* WORK TO DO *
Locate each line in the records containing "title". Copy it.

⁂

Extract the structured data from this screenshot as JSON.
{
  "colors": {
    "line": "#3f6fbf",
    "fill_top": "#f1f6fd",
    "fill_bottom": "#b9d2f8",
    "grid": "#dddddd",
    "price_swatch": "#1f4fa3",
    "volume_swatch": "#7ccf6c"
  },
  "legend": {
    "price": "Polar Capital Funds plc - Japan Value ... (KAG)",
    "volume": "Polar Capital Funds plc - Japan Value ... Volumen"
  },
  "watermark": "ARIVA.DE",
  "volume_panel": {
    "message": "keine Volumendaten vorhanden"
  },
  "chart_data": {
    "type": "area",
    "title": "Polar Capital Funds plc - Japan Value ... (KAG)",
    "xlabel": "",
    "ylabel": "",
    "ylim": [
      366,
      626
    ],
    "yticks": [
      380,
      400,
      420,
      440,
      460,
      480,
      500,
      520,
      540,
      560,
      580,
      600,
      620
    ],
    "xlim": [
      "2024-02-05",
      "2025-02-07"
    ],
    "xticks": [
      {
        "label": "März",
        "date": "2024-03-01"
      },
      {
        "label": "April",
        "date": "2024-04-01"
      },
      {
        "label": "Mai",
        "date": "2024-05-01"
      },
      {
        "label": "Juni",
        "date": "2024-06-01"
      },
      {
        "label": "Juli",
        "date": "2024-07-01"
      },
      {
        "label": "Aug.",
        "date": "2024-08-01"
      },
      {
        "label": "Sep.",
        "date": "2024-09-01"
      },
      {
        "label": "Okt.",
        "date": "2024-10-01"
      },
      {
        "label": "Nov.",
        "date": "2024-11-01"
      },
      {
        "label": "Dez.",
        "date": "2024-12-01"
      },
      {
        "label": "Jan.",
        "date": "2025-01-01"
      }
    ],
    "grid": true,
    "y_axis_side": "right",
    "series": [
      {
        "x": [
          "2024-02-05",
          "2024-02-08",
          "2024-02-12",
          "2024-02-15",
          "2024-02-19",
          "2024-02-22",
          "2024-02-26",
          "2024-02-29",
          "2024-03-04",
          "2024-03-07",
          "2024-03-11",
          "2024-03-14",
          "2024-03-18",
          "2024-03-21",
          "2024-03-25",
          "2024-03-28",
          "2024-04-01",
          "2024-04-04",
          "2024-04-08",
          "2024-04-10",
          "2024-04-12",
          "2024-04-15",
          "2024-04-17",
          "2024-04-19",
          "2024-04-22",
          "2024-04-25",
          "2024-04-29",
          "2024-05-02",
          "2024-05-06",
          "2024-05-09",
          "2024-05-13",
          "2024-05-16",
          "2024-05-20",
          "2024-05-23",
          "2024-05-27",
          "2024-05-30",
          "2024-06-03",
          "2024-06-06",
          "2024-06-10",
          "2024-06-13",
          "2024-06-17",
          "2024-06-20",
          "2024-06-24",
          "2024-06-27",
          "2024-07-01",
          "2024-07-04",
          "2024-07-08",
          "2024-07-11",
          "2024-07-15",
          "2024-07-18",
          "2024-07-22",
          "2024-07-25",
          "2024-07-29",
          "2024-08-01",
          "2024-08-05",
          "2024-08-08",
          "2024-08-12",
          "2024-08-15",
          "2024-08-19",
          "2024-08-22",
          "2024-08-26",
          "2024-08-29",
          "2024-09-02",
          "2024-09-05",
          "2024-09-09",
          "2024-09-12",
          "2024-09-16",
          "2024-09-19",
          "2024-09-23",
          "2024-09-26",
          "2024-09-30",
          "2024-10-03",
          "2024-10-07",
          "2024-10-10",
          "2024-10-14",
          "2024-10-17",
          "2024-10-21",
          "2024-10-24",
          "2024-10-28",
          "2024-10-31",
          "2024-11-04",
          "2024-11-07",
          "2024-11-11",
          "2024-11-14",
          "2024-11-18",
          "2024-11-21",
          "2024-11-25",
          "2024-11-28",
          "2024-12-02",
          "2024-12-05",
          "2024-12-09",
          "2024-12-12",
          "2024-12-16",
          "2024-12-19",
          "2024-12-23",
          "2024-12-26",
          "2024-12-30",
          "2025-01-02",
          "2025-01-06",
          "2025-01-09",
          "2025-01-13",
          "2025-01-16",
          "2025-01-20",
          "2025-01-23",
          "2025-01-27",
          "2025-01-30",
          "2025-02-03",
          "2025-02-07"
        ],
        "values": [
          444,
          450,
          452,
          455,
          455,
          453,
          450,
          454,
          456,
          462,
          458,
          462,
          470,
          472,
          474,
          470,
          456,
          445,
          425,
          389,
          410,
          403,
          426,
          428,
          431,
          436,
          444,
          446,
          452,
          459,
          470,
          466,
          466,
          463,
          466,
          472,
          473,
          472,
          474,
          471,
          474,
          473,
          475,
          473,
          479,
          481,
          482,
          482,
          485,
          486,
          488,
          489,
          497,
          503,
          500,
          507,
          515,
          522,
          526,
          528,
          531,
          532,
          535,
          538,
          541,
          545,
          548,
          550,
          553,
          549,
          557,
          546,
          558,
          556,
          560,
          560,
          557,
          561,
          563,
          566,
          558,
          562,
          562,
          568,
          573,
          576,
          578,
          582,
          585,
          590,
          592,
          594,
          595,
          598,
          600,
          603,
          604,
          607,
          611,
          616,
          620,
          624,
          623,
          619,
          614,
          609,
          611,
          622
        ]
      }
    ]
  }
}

⁂

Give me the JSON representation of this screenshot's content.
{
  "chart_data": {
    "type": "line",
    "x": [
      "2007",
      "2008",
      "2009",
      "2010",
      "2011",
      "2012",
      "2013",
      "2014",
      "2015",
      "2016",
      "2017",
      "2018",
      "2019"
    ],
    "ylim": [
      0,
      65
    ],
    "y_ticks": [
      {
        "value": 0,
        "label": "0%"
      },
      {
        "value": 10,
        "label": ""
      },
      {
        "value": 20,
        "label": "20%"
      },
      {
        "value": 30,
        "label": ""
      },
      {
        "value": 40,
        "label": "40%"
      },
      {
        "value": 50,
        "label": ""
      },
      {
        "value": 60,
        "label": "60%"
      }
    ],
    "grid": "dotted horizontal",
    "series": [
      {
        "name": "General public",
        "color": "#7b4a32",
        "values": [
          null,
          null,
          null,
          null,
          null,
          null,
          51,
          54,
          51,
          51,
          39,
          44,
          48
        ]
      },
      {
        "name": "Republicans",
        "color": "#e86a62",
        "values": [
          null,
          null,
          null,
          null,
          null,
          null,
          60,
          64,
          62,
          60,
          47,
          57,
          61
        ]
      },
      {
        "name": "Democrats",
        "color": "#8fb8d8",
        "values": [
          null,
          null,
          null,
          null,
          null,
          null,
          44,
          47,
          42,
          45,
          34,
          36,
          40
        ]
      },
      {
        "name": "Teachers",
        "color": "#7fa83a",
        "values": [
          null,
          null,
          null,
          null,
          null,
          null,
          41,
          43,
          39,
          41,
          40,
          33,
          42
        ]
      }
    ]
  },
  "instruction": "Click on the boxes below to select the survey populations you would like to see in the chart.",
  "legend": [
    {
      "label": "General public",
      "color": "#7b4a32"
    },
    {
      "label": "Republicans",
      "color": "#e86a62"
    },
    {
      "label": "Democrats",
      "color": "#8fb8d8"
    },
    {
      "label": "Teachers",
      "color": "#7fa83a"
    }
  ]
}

⁂

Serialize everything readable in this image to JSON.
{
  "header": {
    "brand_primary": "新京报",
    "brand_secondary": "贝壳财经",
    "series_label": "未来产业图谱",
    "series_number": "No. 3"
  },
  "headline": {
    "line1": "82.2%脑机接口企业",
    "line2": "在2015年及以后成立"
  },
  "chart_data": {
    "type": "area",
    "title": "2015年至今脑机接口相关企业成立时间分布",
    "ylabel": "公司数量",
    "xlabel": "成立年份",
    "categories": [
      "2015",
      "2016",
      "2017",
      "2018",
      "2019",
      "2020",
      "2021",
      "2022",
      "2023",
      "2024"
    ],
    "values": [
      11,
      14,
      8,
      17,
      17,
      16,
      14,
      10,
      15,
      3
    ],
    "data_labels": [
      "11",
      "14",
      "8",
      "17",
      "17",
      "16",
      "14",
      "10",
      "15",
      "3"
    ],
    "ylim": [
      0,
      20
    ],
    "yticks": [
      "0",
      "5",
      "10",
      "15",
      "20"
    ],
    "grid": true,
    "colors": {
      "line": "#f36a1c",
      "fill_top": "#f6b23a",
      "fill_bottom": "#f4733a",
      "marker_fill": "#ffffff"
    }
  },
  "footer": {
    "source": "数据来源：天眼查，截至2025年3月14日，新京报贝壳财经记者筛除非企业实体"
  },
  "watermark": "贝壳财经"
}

⁂

* TASK SOLUTION *
    "title": "Polar Capital Funds plc - Japan Value ... (KAG)",
    "title": "2015年至今脑机接口相关企业成立时间分布",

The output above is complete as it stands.